What you have to do = Print all entries word for word.

Input =
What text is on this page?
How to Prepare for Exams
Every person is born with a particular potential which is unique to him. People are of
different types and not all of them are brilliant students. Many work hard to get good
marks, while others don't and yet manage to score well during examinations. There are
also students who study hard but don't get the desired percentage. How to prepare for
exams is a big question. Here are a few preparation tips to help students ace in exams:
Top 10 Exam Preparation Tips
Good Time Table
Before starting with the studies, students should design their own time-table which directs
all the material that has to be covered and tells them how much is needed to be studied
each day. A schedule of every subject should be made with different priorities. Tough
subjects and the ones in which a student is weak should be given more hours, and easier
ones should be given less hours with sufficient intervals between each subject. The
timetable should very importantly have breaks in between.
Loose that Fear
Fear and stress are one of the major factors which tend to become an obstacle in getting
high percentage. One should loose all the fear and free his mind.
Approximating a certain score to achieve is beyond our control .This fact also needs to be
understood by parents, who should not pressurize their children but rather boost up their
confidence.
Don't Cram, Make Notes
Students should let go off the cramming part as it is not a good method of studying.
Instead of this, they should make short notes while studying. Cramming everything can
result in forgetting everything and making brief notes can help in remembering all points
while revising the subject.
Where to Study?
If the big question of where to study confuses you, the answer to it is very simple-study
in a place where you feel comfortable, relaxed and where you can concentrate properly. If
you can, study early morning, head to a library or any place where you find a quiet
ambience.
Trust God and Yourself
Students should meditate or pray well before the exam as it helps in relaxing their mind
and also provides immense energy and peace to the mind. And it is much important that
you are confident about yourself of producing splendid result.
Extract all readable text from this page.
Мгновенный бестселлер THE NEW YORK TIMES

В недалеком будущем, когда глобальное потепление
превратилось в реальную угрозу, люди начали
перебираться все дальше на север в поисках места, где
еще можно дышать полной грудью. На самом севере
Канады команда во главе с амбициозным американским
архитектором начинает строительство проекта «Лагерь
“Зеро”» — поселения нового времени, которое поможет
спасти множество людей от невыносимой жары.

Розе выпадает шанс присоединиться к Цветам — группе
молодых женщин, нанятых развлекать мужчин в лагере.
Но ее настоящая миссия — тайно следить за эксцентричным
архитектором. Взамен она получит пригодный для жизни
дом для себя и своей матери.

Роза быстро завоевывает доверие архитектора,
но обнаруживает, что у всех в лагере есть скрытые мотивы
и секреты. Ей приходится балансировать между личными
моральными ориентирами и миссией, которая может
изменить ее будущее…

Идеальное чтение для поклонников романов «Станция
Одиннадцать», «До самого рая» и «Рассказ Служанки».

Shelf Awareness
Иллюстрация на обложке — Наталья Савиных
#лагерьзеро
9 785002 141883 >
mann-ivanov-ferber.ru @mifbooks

Correct response =
What text is on this page?
How to Prepare for Exams
Every person is born with a particular potential which is unique to him. People are of
different types and not all of them are brilliant students. Many work hard to get good
marks, while others don't and yet manage to score well during examinations. There are
also students who study hard but don't get the desired percentage. How to prepare for
exams is a big question. Here are a few preparation tips to help students ace in exams:
Top 10 Exam Preparation Tips
Good Time Table
Before starting with the studies, students should design their own time-table which directs
all the material that has to be covered and tells them how much is needed to be studied
each day. A schedule of every subject should be made with different priorities. Tough
subjects and the ones in which a student is weak should be given more hours, and easier
ones should be given less hours with sufficient intervals between each subject. The
timetable should very importantly have breaks in between.
Loose that Fear
Fear and stress are one of the major factors which tend to become an obstacle in getting
high percentage. One should loose all the fear and free his mind.
Approximating a certain score to achieve is beyond our control .This fact also needs to be
understood by parents, who should not pressurize their children but rather boost up their
confidence.
Don't Cram, Make Notes
Students should let go off the cramming part as it is not a good method of studying.
Instead of this, they should make short notes while studying. Cramming everything can
result in forgetting everything and making brief notes can help in remembering all points
while revising the subject.
Where to Study?
If the big question of where to study confuses you, the answer to it is very simple-study
in a place where you feel comfortable, relaxed and where you can concentrate properly. If
you can, study early morning, head to a library or any place where you find a quiet
ambience.
Trust God and Yourself
Students should meditate or pray well before the exam as it helps in relaxing their mind
and also provides immense energy and peace to the mind. And it is much important that
you are confident about yourself of producing splendid result.
Extract all readable text from this page.
Мгновенный бестселлер THE NEW YORK TIMES

В недалеком будущем, когда глобальное потепление
превратилось в реальную угрозу, люди начали
перебираться все дальше на север в поисках места, где
еще можно дышать полной грудью. На самом севере
Канады команда во главе с амбициозным американским
архитектором начинает строительство проекта «Лагерь
“Зеро”» — поселения нового времени, которое поможет
спасти множество людей от невыносимой жары.

Розе выпадает шанс присоединиться к Цветам — группе
молодых женщин, нанятых развлекать мужчин в лагере.
Но ее настоящая миссия — тайно следить за эксцентричным
архитектором. Взамен она получит пригодный для жизни
дом для себя и своей матери.

Роза быстро завоевывает доверие архитектора,
но обнаруживает, что у всех в лагере есть скрытые мотивы
и секреты. Ей приходится балансировать между личными
моральными ориентирами и миссией, которая может
изменить ее будущее…

Идеальное чтение для поклонников романов «Станция
Одиннадцать», «До самого рая» и «Рассказ Служанки».

Shelf Awareness
Иллюстрация на обложке — Наталья Савиных
#лагерьзеро
9 785002 141883 >
mann-ivanov-ferber.ru @mifbooks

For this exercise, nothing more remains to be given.